++++ Exercise inputs

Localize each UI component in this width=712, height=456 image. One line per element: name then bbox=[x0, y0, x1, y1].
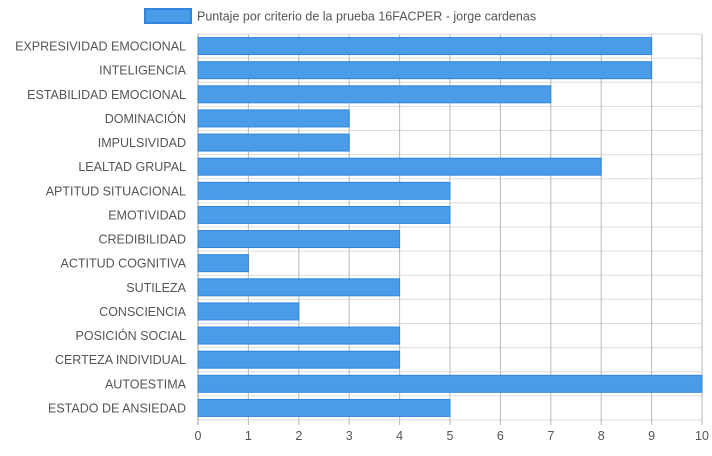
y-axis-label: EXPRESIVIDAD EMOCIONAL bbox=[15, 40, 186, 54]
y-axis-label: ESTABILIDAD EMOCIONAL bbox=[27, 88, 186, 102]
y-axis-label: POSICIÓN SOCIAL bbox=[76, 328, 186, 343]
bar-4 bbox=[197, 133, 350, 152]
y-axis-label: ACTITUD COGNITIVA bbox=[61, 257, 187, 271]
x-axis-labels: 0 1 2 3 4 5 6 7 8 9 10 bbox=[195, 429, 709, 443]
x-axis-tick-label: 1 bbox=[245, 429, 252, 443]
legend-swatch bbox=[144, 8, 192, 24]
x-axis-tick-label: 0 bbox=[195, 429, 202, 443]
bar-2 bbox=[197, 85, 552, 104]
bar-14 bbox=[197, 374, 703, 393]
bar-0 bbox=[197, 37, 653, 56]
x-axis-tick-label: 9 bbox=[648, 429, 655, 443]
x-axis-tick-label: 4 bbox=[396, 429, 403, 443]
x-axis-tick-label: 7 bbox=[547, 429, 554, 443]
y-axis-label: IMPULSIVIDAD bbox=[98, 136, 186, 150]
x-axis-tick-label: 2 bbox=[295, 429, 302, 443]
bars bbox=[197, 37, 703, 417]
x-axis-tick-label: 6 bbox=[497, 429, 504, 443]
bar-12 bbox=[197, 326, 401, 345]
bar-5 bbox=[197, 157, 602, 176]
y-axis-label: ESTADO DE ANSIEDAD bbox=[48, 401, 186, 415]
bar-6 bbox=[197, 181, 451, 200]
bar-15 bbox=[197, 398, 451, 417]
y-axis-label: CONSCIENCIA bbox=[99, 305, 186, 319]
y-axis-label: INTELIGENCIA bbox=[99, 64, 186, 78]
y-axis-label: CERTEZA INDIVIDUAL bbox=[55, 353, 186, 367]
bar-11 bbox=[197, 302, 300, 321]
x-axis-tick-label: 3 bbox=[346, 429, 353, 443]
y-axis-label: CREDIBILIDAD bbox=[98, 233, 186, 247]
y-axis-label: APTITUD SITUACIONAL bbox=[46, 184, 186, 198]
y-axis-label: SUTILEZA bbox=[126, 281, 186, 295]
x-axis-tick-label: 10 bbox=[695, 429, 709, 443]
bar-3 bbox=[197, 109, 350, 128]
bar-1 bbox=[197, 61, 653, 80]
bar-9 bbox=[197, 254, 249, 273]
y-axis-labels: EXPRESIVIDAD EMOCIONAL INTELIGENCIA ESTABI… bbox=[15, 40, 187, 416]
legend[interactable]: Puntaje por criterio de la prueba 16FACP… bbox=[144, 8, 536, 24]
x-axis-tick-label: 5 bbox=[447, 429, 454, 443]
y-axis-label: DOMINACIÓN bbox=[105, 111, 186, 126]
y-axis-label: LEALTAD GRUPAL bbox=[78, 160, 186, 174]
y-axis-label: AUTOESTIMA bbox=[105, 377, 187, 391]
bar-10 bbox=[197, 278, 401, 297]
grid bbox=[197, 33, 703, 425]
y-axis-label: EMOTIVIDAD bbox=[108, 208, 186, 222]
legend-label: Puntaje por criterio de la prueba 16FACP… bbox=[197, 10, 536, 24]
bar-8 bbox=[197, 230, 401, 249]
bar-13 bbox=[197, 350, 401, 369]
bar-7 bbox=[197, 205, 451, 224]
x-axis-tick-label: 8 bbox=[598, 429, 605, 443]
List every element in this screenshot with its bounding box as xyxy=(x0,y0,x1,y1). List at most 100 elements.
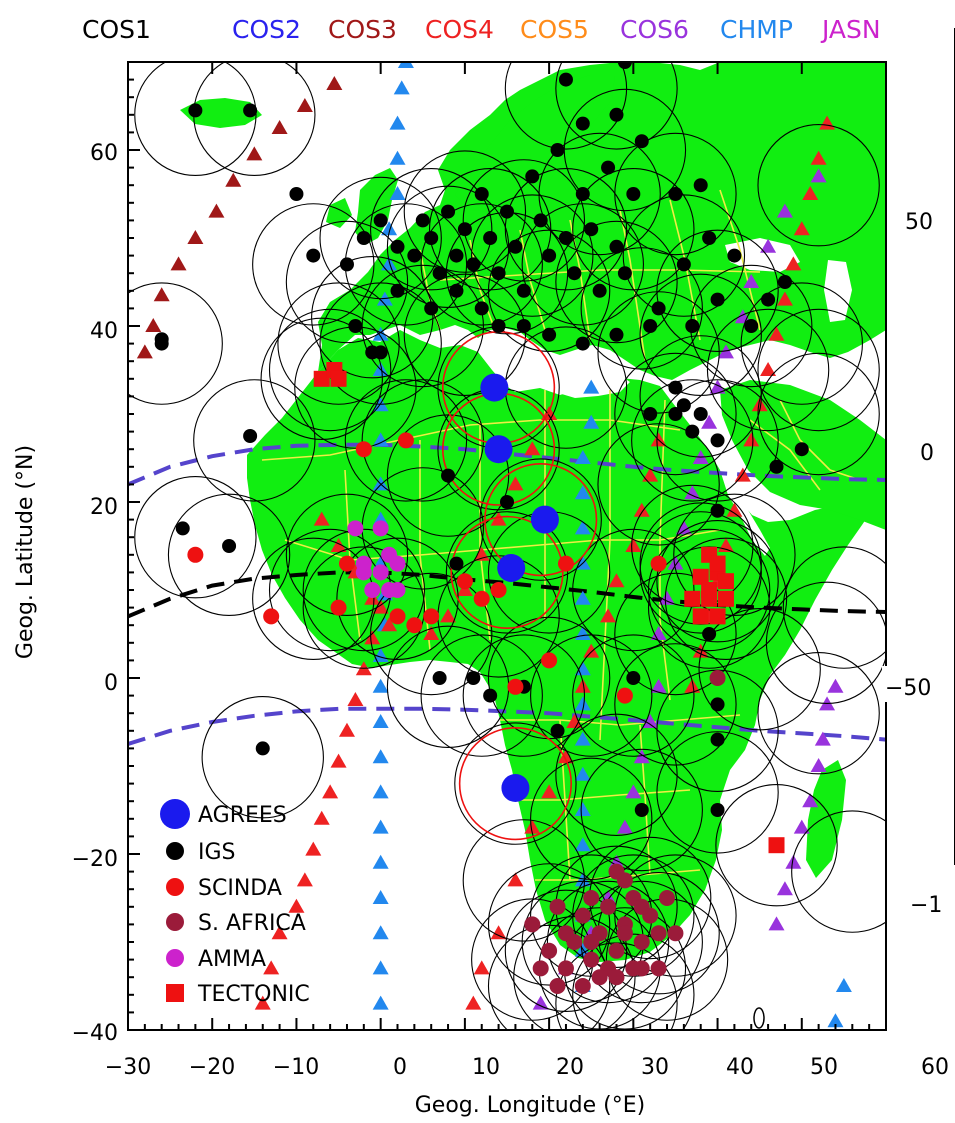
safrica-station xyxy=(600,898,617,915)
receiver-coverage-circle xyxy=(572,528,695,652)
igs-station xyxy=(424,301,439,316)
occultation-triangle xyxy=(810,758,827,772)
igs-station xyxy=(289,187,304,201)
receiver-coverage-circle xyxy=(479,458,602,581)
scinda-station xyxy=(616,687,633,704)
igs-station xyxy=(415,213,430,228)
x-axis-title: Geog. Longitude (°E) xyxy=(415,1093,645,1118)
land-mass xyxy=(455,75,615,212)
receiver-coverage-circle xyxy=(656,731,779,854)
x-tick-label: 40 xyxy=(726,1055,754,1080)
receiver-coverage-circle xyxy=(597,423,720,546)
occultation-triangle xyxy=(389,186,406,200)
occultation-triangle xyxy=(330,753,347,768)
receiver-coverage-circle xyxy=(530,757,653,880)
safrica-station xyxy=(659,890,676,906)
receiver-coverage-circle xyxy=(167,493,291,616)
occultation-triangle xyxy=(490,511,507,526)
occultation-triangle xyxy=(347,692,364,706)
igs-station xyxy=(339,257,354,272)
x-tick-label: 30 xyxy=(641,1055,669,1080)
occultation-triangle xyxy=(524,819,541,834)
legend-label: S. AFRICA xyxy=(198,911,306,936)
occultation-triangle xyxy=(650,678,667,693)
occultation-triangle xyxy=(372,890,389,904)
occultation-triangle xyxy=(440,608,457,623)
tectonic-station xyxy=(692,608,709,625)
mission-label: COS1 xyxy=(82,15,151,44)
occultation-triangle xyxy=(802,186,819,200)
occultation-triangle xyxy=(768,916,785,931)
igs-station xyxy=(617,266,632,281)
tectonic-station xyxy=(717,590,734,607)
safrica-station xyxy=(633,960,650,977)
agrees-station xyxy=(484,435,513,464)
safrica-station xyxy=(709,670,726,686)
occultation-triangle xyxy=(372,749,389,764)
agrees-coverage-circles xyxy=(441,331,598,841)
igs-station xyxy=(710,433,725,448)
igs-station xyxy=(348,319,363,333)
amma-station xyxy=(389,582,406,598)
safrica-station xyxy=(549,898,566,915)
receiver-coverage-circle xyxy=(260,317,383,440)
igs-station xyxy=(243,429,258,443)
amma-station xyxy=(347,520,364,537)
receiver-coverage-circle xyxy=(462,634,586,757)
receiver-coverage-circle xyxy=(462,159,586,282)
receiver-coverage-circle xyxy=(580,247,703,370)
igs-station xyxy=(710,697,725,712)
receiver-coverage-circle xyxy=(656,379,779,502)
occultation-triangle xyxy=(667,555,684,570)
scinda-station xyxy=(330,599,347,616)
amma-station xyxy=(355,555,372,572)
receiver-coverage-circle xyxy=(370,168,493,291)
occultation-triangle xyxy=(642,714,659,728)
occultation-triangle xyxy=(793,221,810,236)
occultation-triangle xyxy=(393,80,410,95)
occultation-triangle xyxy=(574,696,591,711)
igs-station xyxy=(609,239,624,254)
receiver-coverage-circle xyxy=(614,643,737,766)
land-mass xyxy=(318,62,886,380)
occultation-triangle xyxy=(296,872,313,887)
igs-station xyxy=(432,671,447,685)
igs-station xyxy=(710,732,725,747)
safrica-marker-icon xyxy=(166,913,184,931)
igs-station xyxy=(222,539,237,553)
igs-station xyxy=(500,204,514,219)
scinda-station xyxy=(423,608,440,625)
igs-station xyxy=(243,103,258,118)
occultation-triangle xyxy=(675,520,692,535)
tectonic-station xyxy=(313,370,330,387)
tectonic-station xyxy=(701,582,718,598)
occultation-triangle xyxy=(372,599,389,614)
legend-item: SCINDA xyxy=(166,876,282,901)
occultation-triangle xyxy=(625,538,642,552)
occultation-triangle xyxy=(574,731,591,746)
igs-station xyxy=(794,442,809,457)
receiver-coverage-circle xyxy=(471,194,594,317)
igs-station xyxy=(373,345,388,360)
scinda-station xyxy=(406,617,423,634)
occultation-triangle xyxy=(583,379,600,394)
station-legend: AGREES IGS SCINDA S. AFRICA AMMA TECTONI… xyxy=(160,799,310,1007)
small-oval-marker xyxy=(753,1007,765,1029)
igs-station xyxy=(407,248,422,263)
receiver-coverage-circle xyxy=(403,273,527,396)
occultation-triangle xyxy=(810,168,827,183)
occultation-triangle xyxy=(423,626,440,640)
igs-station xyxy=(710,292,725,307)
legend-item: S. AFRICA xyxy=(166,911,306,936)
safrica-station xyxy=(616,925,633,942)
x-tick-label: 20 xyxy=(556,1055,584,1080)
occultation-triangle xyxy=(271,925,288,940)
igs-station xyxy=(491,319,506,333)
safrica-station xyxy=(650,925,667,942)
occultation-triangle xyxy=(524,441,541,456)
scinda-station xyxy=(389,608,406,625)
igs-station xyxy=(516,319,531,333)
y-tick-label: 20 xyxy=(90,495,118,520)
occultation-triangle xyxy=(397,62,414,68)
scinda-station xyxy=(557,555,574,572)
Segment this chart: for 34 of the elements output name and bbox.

++++++++

Instruction:
In the listing, rewrite the lines from the one containing "y-axis-label: EXPRESIVIDAD EMOCIONAL" through the one containing "legend-swatch bbox=[144, 8, 192, 24]", inclusive, renaming "y-axis-label" to "row-label" and leaving everything else unchanged.

Right answer:
row-label: EXPRESIVIDAD EMOCIONAL bbox=[15, 40, 186, 54]
row-label: ESTABILIDAD EMOCIONAL bbox=[27, 88, 186, 102]
row-label: POSICIÓN SOCIAL bbox=[76, 328, 186, 343]
bar-4 bbox=[197, 133, 350, 152]
row-label: ACTITUD COGNITIVA bbox=[61, 257, 187, 271]
x-axis-labels: 0 1 2 3 4 5 6 7 8 9 10 bbox=[195, 429, 709, 443]
x-axis-tick-label: 1 bbox=[245, 429, 252, 443]
legend-swatch bbox=[144, 8, 192, 24]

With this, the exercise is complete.